### GOAL
Images do not belong in the copy. Retype all the entries below exactly.

### EXERCISE INPUTS
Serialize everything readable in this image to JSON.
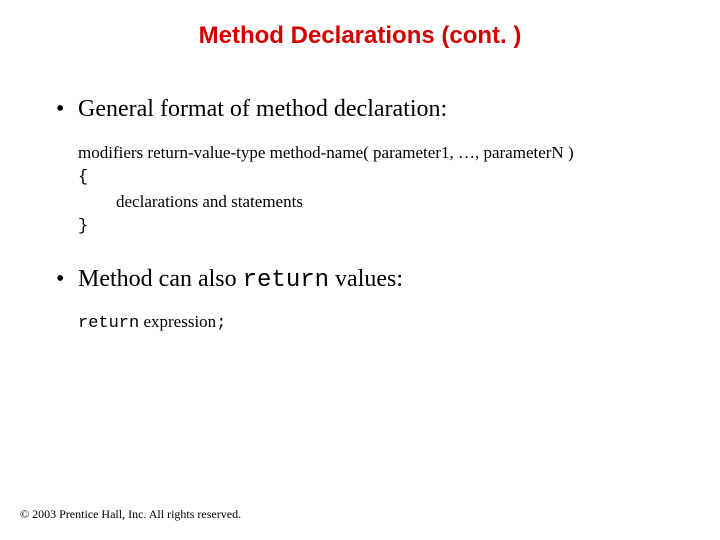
{
  "title": "Method Declarations (cont. )",
  "bullets": {
    "b1": "General format of method declaration:",
    "b2_pre": "Method can also ",
    "b2_mono": "return",
    "b2_post": " values:"
  },
  "code": {
    "sig": "modifiers return-value-type  method-name( parameter1, …, parameterN  )",
    "open": "{",
    "body": "declarations and statements",
    "close": "}"
  },
  "ret": {
    "kw": "return",
    "rest": " expression",
    "semi": ";"
  },
  "footer": "© 2003 Prentice Hall, Inc. All rights reserved."
}
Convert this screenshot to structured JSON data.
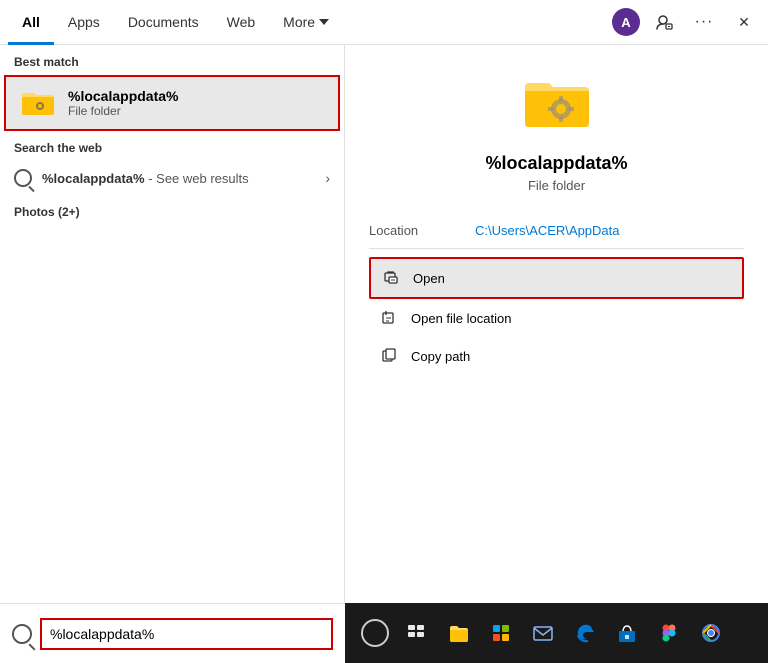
{
  "tabs": {
    "items": [
      {
        "label": "All",
        "active": true
      },
      {
        "label": "Apps",
        "active": false
      },
      {
        "label": "Documents",
        "active": false
      },
      {
        "label": "Web",
        "active": false
      },
      {
        "label": "More",
        "active": false,
        "has_arrow": true
      }
    ]
  },
  "header": {
    "avatar_letter": "A",
    "more_dots": "···",
    "close": "✕"
  },
  "left_panel": {
    "best_match_label": "Best match",
    "best_match_name": "%localappdata%",
    "best_match_sub": "File folder",
    "web_section_label": "Search the web",
    "web_query": "%localappdata%",
    "web_suffix": " - See web results",
    "photos_label": "Photos (2+)"
  },
  "right_panel": {
    "name": "%localappdata%",
    "sub": "File folder",
    "location_label": "Location",
    "location_value": "C:\\Users\\ACER\\AppData",
    "actions": [
      {
        "label": "Open",
        "highlighted": true,
        "icon": "open-icon"
      },
      {
        "label": "Open file location",
        "highlighted": false,
        "icon": "file-location-icon"
      },
      {
        "label": "Copy path",
        "highlighted": false,
        "icon": "copy-icon"
      }
    ]
  },
  "search_bar": {
    "value": "%localappdata%",
    "placeholder": ""
  },
  "taskbar": {
    "icons": [
      {
        "name": "cortana-icon",
        "type": "circle"
      },
      {
        "name": "taskview-icon",
        "type": "taskview"
      },
      {
        "name": "explorer-icon",
        "type": "folder"
      },
      {
        "name": "taskbar-icon4",
        "type": "grid"
      },
      {
        "name": "mail-icon",
        "type": "mail"
      },
      {
        "name": "edge-icon",
        "type": "edge"
      },
      {
        "name": "store-icon",
        "type": "store"
      },
      {
        "name": "figma-icon",
        "type": "figma"
      },
      {
        "name": "chrome-icon",
        "type": "chrome"
      }
    ]
  }
}
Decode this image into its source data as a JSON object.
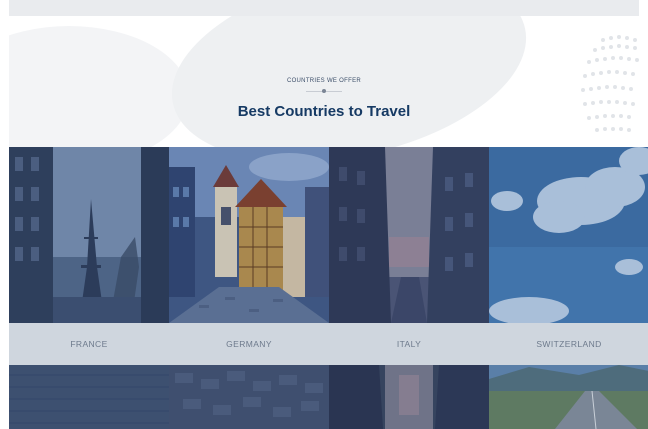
{
  "section": {
    "eyebrow": "COUNTRIES WE OFFER",
    "title": "Best Countries to Travel"
  },
  "countries": [
    {
      "name": "FRANCE",
      "scene": "paris-street-eiffel-tower"
    },
    {
      "name": "GERMANY",
      "scene": "old-town-timber-houses"
    },
    {
      "name": "ITALY",
      "scene": "city-street-at-dusk"
    },
    {
      "name": "SWITZERLAND",
      "scene": "blue-sky-clouds"
    }
  ],
  "colors": {
    "title": "#163a64",
    "band": "#cfd6de",
    "band_text": "#6d7a8c",
    "photo_tint": "#2f4a78"
  }
}
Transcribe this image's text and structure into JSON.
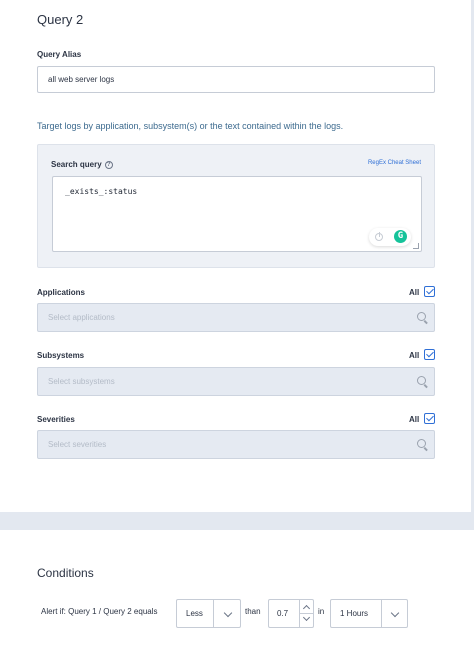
{
  "query": {
    "title": "Query 2",
    "alias_label": "Query Alias",
    "alias_value": "all web server logs",
    "target_text": "Target logs by application, subsystem(s) or the text contained within the logs.",
    "search_label": "Search query",
    "help_symbol": "?",
    "regex_link": "RegEx Cheat Sheet",
    "search_value": "_exists_:status",
    "grammarly_letter": "G"
  },
  "filters": [
    {
      "label": "Applications",
      "all_label": "All",
      "checked": true,
      "placeholder": "Select applications"
    },
    {
      "label": "Subsystems",
      "all_label": "All",
      "checked": true,
      "placeholder": "Select subsystems"
    },
    {
      "label": "Severities",
      "all_label": "All",
      "checked": true,
      "placeholder": "Select severities"
    }
  ],
  "conditions": {
    "title": "Conditions",
    "alert_label": "Alert if: Query 1 / Query 2 equals",
    "comparison": "Less",
    "than_label": "than",
    "threshold": "0.7",
    "in_label": "in",
    "timeframe": "1 Hours"
  },
  "colors": {
    "accent": "#2f6fd6",
    "grammarly": "#15c39a",
    "target_text": "#3c6a8e"
  }
}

### RESULT
Serialize everything readable in this image to JSON.
{
  "title": "Method Declarations (cont. )",
  "bullets": {
    "b1": "General format of method declaration:",
    "b2_pre": "Method can also ",
    "b2_mono": "return",
    "b2_post": " values:"
  },
  "code": {
    "sig": "modifiers return-value-type  method-name( parameter1, …, parameterN  )",
    "open": "{",
    "body": "declarations and statements",
    "close": "}"
  },
  "ret": {
    "kw": "return",
    "rest": " expression",
    "semi": ";"
  },
  "footer": "© 2003 Prentice Hall, Inc. All rights reserved."
}
Convert this screenshot to structured JSON data.
{
  "tabs": {
    "items": [
      {
        "label": "All",
        "active": true
      },
      {
        "label": "Apps",
        "active": false
      },
      {
        "label": "Documents",
        "active": false
      },
      {
        "label": "Web",
        "active": false
      },
      {
        "label": "More",
        "active": false,
        "has_arrow": true
      }
    ]
  },
  "header": {
    "avatar_letter": "A",
    "more_dots": "···",
    "close": "✕"
  },
  "left_panel": {
    "best_match_label": "Best match",
    "best_match_name": "%localappdata%",
    "best_match_sub": "File folder",
    "web_section_label": "Search the web",
    "web_query": "%localappdata%",
    "web_suffix": " - See web results",
    "photos_label": "Photos (2+)"
  },
  "right_panel": {
    "name": "%localappdata%",
    "sub": "File folder",
    "location_label": "Location",
    "location_value": "C:\\Users\\ACER\\AppData",
    "actions": [
      {
        "label": "Open",
        "highlighted": true,
        "icon": "open-icon"
      },
      {
        "label": "Open file location",
        "highlighted": false,
        "icon": "file-location-icon"
      },
      {
        "label": "Copy path",
        "highlighted": false,
        "icon": "copy-icon"
      }
    ]
  },
  "search_bar": {
    "value": "%localappdata%",
    "placeholder": ""
  },
  "taskbar": {
    "icons": [
      {
        "name": "cortana-icon",
        "type": "circle"
      },
      {
        "name": "taskview-icon",
        "type": "taskview"
      },
      {
        "name": "explorer-icon",
        "type": "folder"
      },
      {
        "name": "taskbar-icon4",
        "type": "grid"
      },
      {
        "name": "mail-icon",
        "type": "mail"
      },
      {
        "name": "edge-icon",
        "type": "edge"
      },
      {
        "name": "store-icon",
        "type": "store"
      },
      {
        "name": "figma-icon",
        "type": "figma"
      },
      {
        "name": "chrome-icon",
        "type": "chrome"
      }
    ]
  }
}
Decode this image into its source data as a JSON object.
{
  "section": {
    "eyebrow": "COUNTRIES WE OFFER",
    "title": "Best Countries to Travel"
  },
  "countries": [
    {
      "name": "FRANCE",
      "scene": "paris-street-eiffel-tower"
    },
    {
      "name": "GERMANY",
      "scene": "old-town-timber-houses"
    },
    {
      "name": "ITALY",
      "scene": "city-street-at-dusk"
    },
    {
      "name": "SWITZERLAND",
      "scene": "blue-sky-clouds"
    }
  ],
  "colors": {
    "title": "#163a64",
    "band": "#cfd6de",
    "band_text": "#6d7a8c",
    "photo_tint": "#2f4a78"
  }
}
Transcribe this image's text and structure into JSON.
{
  "query": {
    "title": "Query 2",
    "alias_label": "Query Alias",
    "alias_value": "all web server logs",
    "target_text": "Target logs by application, subsystem(s) or the text contained within the logs.",
    "search_label": "Search query",
    "help_symbol": "?",
    "regex_link": "RegEx Cheat Sheet",
    "search_value": "_exists_:status",
    "grammarly_letter": "G"
  },
  "filters": [
    {
      "label": "Applications",
      "all_label": "All",
      "checked": true,
      "placeholder": "Select applications"
    },
    {
      "label": "Subsystems",
      "all_label": "All",
      "checked": true,
      "placeholder": "Select subsystems"
    },
    {
      "label": "Severities",
      "all_label": "All",
      "checked": true,
      "placeholder": "Select severities"
    }
  ],
  "conditions": {
    "title": "Conditions",
    "alert_label": "Alert if: Query 1 / Query 2 equals",
    "comparison": "Less",
    "than_label": "than",
    "threshold": "0.7",
    "in_label": "in",
    "timeframe": "1 Hours"
  },
  "colors": {
    "accent": "#2f6fd6",
    "grammarly": "#15c39a",
    "target_text": "#3c6a8e"
  }
}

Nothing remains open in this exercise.